- [Extracted information]:
________________________________________
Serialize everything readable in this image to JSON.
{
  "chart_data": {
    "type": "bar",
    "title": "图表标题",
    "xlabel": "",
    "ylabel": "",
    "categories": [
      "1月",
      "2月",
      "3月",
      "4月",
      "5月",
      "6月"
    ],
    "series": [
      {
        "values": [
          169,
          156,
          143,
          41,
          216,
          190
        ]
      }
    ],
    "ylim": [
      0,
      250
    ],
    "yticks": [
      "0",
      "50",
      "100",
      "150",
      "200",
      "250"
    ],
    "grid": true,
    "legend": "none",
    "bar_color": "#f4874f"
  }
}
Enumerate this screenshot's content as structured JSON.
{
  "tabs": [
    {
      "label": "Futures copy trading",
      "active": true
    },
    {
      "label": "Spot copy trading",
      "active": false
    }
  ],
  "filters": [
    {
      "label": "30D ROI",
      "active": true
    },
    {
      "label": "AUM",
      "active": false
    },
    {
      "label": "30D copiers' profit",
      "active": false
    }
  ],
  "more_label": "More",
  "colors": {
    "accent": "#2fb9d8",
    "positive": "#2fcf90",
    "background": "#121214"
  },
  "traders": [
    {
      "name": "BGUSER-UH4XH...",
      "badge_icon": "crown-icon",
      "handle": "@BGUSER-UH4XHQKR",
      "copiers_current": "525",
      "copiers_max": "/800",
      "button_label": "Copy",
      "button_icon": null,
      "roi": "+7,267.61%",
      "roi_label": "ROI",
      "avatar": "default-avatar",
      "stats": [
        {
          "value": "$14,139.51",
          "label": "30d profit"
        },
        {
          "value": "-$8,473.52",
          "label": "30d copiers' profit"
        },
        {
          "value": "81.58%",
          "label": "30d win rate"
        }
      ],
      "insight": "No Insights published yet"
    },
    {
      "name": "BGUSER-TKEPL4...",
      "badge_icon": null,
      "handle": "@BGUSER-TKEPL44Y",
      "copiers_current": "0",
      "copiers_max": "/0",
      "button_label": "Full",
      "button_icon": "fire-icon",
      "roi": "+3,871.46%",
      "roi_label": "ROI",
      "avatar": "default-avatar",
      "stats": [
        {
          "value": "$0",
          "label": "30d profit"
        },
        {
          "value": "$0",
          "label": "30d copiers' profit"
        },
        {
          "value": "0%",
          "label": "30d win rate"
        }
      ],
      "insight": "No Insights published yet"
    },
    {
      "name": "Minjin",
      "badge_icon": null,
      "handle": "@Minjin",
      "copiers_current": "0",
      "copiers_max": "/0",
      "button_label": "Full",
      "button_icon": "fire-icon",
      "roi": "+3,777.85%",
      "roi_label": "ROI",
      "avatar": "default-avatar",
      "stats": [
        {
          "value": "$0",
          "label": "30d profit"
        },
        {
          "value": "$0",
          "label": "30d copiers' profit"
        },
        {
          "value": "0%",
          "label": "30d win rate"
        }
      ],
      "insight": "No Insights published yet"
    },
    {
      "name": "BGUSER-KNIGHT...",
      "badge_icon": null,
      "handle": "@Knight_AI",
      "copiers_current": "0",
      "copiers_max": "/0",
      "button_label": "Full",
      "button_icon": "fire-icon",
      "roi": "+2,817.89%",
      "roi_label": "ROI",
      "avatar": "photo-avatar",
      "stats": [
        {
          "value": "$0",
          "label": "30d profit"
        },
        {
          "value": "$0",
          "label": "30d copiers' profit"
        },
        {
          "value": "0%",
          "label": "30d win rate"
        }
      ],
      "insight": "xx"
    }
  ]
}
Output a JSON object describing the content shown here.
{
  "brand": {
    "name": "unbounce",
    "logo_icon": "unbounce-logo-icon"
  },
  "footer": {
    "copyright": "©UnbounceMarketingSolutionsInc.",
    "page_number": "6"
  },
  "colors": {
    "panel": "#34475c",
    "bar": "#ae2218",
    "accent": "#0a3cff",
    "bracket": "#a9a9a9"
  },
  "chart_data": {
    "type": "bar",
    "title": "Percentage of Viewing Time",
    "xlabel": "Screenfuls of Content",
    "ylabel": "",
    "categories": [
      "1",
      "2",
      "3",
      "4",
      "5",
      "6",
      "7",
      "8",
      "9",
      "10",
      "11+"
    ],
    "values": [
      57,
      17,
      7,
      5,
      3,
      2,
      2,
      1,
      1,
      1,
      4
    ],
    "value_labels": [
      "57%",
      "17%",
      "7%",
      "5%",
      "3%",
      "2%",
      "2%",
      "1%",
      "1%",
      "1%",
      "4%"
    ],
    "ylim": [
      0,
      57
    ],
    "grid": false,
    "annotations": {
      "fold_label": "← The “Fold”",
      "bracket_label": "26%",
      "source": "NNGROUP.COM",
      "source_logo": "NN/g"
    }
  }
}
________________________________________
- [Problem statement]:
Reproduce the material in full, with no word added or dropped.

- [Exercise result]:
Serialize everything readable in this image to JSON.
{
  "chart_data": {
    "type": "bar",
    "title": "图表标题",
    "xlabel": "",
    "ylabel": "",
    "categories": [
      "1月",
      "2月",
      "3月",
      "4月",
      "5月",
      "6月"
    ],
    "series": [
      {
        "values": [
          169,
          156,
          143,
          41,
          216,
          190
        ]
      }
    ],
    "ylim": [
      0,
      250
    ],
    "yticks": [
      "0",
      "50",
      "100",
      "150",
      "200",
      "250"
    ],
    "grid": true,
    "legend": "none",
    "bar_color": "#f4874f"
  }
}
Enumerate this screenshot's content as structured JSON.
{
  "tabs": [
    {
      "label": "Futures copy trading",
      "active": true
    },
    {
      "label": "Spot copy trading",
      "active": false
    }
  ],
  "filters": [
    {
      "label": "30D ROI",
      "active": true
    },
    {
      "label": "AUM",
      "active": false
    },
    {
      "label": "30D copiers' profit",
      "active": false
    }
  ],
  "more_label": "More",
  "colors": {
    "accent": "#2fb9d8",
    "positive": "#2fcf90",
    "background": "#121214"
  },
  "traders": [
    {
      "name": "BGUSER-UH4XH...",
      "badge_icon": "crown-icon",
      "handle": "@BGUSER-UH4XHQKR",
      "copiers_current": "525",
      "copiers_max": "/800",
      "button_label": "Copy",
      "button_icon": null,
      "roi": "+7,267.61%",
      "roi_label": "ROI",
      "avatar": "default-avatar",
      "stats": [
        {
          "value": "$14,139.51",
          "label": "30d profit"
        },
        {
          "value": "-$8,473.52",
          "label": "30d copiers' profit"
        },
        {
          "value": "81.58%",
          "label": "30d win rate"
        }
      ],
      "insight": "No Insights published yet"
    },
    {
      "name": "BGUSER-TKEPL4...",
      "badge_icon": null,
      "handle": "@BGUSER-TKEPL44Y",
      "copiers_current": "0",
      "copiers_max": "/0",
      "button_label": "Full",
      "button_icon": "fire-icon",
      "roi": "+3,871.46%",
      "roi_label": "ROI",
      "avatar": "default-avatar",
      "stats": [
        {
          "value": "$0",
          "label": "30d profit"
        },
        {
          "value": "$0",
          "label": "30d copiers' profit"
        },
        {
          "value": "0%",
          "label": "30d win rate"
        }
      ],
      "insight": "No Insights published yet"
    },
    {
      "name": "Minjin",
      "badge_icon": null,
      "handle": "@Minjin",
      "copiers_current": "0",
      "copiers_max": "/0",
      "button_label": "Full",
      "button_icon": "fire-icon",
      "roi": "+3,777.85%",
      "roi_label": "ROI",
      "avatar": "default-avatar",
      "stats": [
        {
          "value": "$0",
          "label": "30d profit"
        },
        {
          "value": "$0",
          "label": "30d copiers' profit"
        },
        {
          "value": "0%",
          "label": "30d win rate"
        }
      ],
      "insight": "No Insights published yet"
    },
    {
      "name": "BGUSER-KNIGHT...",
      "badge_icon": null,
      "handle": "@Knight_AI",
      "copiers_current": "0",
      "copiers_max": "/0",
      "button_label": "Full",
      "button_icon": "fire-icon",
      "roi": "+2,817.89%",
      "roi_label": "ROI",
      "avatar": "photo-avatar",
      "stats": [
        {
          "value": "$0",
          "label": "30d profit"
        },
        {
          "value": "$0",
          "label": "30d copiers' profit"
        },
        {
          "value": "0%",
          "label": "30d win rate"
        }
      ],
      "insight": "xx"
    }
  ]
}
Output a JSON object describing the content shown here.
{
  "brand": {
    "name": "unbounce",
    "logo_icon": "unbounce-logo-icon"
  },
  "footer": {
    "copyright": "©UnbounceMarketingSolutionsInc.",
    "page_number": "6"
  },
  "colors": {
    "panel": "#34475c",
    "bar": "#ae2218",
    "accent": "#0a3cff",
    "bracket": "#a9a9a9"
  },
  "chart_data": {
    "type": "bar",
    "title": "Percentage of Viewing Time",
    "xlabel": "Screenfuls of Content",
    "ylabel": "",
    "categories": [
      "1",
      "2",
      "3",
      "4",
      "5",
      "6",
      "7",
      "8",
      "9",
      "10",
      "11+"
    ],
    "values": [
      57,
      17,
      7,
      5,
      3,
      2,
      2,
      1,
      1,
      1,
      4
    ],
    "value_labels": [
      "57%",
      "17%",
      "7%",
      "5%",
      "3%",
      "2%",
      "2%",
      "1%",
      "1%",
      "1%",
      "4%"
    ],
    "ylim": [
      0,
      57
    ],
    "grid": false,
    "annotations": {
      "fold_label": "← The “Fold”",
      "bracket_label": "26%",
      "source": "NNGROUP.COM",
      "source_logo": "NN/g"
    }
  }
}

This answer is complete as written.